Work task 1 >>
Quote the passage below on officials who criticized the banks word for word, starting at the words "A holder of" and ending after "in Sept. 2008.".
Work task 2 >>
Extend the passage below on officials who criticized the banks, continuing from its final sentence.

Text shown >>
※

Ventura correctly pointed out to the agents—if indeed that is what they were—that their domestic operation was illegal. He has since concluded that the agents were there to let him know who’s really in charge at the state level, and that it isn’t the state governors and legislatures.

A holder of public office needn’t be a governor to feel the nip of the wringer after criticizing member banks of the Federal Reserve. Just ask Sen. Richard Durbin of Illinois.

Never one to conceal what he really thinks, Sen. Durbin appeared on a Chicago radio talk show near the end of April 2009 and said, “And the banks—hard to believe in a time when we’re facing a banking crisis that many of the banks created—are still the most powerful lobby on Capitol Hill. And they frankly own the place.”

A month and a half later, Durbin was blindsided by accusations that he had sold more than $115,000 worth of stock after being tipped off to the severity of the financial crisis during a closed meeting with Treasury Secretary Henry Paulson and Fed Chairman Ben Bernanke in Sept. 2008.

The Chicago Sun-Times, which broke the “story,” reported that Durbin had bought about $43,000 worth of Berkshire Hathaway stock the same day he had liquidated his mutual funds and eventually invested a total of about $98,000 with the Oracle of Omaha’s fund.

A Durbin spokesman correctly pointed out that “Durbin was doing what a lot of other people were doing, taking a look at their savings” and seeing it “start to tank and trying to preserve some level of wealth by getting out of the market.”

This non-scandal has since gone nowhere, and in fact the original story has disappeared from the Sun-Times’ archives. But perhaps Durbin has gotten the message: If you’re a high-profile holder of public office, you don’t question or resist the banks.

As corrupt or immoral as many of them may be, governors and members of Congress probably deserve more pity than scorn. After all, most private citizens are subjected merely to passive surveillance—our telephone conversations and e-mails are filtered through facilities run by the National Security Agency in partnership with AT&T and other telecommunications companies that search out “hot” keywords. Our communications aren’t examined by a human being unless they’re flagged as containing something “suspicious.”

※

(Structured page parsing data)
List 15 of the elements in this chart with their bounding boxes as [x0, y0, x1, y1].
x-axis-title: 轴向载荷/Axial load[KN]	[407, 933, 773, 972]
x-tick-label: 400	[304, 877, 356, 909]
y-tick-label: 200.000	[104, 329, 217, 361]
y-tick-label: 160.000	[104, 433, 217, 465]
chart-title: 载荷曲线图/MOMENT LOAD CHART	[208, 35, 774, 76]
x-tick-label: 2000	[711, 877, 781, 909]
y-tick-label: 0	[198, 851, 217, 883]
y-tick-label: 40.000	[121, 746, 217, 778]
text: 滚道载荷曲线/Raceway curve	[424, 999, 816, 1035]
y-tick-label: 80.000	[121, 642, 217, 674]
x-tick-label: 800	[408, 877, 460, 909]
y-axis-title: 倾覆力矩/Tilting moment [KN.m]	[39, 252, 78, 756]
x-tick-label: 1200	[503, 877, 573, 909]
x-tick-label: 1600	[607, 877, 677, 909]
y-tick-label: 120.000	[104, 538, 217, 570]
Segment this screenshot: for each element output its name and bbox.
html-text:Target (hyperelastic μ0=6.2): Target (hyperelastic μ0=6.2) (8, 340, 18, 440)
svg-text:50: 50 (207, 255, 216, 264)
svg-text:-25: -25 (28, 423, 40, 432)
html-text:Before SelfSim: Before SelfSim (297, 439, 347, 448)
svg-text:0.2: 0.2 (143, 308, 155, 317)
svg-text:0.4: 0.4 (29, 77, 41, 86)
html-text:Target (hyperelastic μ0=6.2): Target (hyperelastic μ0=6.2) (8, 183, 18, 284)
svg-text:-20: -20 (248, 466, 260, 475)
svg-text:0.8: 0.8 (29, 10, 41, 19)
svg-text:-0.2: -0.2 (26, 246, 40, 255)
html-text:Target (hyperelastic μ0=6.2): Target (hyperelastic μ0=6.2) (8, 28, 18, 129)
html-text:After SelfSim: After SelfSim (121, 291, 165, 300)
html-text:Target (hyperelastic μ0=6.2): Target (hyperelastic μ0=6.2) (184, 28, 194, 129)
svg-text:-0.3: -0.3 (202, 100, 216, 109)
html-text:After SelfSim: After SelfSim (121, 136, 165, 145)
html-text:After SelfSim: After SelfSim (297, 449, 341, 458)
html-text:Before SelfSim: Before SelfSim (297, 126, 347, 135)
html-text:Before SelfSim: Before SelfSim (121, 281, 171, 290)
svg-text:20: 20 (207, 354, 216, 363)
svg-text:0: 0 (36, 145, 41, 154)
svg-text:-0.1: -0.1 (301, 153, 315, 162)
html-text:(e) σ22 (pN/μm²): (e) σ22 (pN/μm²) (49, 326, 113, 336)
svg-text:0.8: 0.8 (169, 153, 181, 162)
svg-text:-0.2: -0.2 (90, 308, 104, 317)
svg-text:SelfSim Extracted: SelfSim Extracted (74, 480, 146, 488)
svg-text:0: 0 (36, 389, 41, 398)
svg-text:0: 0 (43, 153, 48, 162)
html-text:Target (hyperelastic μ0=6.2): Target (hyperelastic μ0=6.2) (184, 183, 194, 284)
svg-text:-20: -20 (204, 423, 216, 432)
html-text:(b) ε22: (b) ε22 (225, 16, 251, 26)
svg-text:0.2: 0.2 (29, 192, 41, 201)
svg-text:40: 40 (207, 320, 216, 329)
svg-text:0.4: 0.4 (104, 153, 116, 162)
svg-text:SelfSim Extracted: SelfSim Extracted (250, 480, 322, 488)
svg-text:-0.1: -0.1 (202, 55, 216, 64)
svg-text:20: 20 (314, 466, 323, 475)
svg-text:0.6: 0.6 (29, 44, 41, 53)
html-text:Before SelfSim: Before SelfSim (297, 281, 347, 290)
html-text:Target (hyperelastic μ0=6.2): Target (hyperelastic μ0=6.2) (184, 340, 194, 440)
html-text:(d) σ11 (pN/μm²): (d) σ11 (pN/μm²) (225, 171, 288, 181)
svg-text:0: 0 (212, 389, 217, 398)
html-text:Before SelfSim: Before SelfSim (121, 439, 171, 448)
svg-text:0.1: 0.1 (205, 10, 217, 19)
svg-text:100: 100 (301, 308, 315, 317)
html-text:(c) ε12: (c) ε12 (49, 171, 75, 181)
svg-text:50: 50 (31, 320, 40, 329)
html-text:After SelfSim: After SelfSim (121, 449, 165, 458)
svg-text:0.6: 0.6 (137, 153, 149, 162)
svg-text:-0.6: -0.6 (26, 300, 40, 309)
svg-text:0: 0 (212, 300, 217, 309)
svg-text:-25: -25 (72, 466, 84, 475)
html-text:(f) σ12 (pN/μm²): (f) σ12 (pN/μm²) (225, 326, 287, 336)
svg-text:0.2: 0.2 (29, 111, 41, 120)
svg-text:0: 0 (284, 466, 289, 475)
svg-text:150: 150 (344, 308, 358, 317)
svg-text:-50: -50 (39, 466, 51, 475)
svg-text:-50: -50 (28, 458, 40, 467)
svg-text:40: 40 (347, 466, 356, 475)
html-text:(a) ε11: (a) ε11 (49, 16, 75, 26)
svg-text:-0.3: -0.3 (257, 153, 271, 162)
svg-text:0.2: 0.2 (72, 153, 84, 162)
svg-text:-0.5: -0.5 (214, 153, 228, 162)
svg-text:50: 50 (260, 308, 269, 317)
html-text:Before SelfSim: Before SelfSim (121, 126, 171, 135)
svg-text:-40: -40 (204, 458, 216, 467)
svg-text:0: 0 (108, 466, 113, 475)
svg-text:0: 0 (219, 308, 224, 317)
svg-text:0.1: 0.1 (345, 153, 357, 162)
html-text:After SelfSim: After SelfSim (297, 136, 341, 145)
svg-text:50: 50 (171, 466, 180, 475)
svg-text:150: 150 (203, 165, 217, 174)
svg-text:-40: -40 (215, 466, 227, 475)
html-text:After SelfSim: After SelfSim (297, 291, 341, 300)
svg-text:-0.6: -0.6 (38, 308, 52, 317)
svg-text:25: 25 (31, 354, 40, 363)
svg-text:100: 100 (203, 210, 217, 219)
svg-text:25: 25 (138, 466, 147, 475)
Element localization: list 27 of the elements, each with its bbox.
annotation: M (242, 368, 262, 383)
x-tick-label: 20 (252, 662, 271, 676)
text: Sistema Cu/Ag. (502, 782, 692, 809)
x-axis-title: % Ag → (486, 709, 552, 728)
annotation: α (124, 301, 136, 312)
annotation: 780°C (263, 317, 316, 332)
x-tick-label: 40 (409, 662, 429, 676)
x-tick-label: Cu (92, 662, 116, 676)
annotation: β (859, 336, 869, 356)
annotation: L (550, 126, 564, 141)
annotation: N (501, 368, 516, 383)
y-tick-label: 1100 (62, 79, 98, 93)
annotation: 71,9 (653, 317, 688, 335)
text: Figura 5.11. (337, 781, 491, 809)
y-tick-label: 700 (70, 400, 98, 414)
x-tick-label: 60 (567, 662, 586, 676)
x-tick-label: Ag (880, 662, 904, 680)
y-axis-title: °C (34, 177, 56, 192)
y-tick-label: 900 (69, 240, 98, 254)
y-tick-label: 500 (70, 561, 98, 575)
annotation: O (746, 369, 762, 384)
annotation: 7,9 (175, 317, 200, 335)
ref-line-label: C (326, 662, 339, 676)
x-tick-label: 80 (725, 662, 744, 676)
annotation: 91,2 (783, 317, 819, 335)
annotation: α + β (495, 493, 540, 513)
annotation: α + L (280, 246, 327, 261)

※

Your response 1 >>
A holder of public office needn’t be a governor to feel the nip of the wringer after criticizing member banks of the Federal Reserve. Just ask Sen. Richard Durbin of Illinois.

Never one to conceal what he really thinks, Sen. Durbin appeared on a Chicago radio talk show near the end of April 2009 and said, “And the banks—hard to believe in a time when we’re facing a banking crisis that many of the banks created—are still the most powerful lobby on Capitol Hill. And they frankly own the place.”

A month and a half later, Durbin was blindsided by accusations that he had sold more than $115,000 worth of stock after being tipped off to the severity of the financial crisis during a closed meeting with Treasury Secretary Henry Paulson and Fed Chairman Ben Bernanke in Sept. 2008.

Your response 2 >>
Governors and members of Congress, on the other hand, are far more likely to be placed under active surveillance—their communications are routinely eavesdropped upon by security personal working for the advancement of the takeover of the Federal government by Federal Reserve and its member banks, both domestic and foreign.

So before becoming too outraged at the next story about a corrupt governor or member of Congress, remember that we’re all living under the same tyranny. High-profile politicians are simply more likely to be humiliated when successfully nailed for refusing to go along with the program. In any story involving the humiliation of one of them, always look for the banking connection. You’ll usually find one.

Could Aggressive Males be Preventively Detained?

Two items appeared in the news in recent months that individually are somewhat unsettling but together are downright chilling: They raise the possibility of individuals being identified on the basis of a genetic profile and imprisoned indefinitely without ever having been formally accused of a crime, let alone being convicted of one.

Not a single major news organization has drawn a connection between the two.

The first item was a report in May 2009 that President Obama was “mulling the need for a ‘preventive detention’ system that would establish a legal basis for the United States to incarcerate terrorism suspects who are deemed a threat to national security but cannot be tried.”

The second item, reported the following month, was about the identification of a “warrior gene” said to indicate which males are more likely to engage in aggressive behavior like joining gangs and committing crimes.

Obama’s remarks, reported by the New York Times, came during a discussion with human rights advocates at the White House. Two participants in that discussion told the Times they had “left the meeting dismayed.”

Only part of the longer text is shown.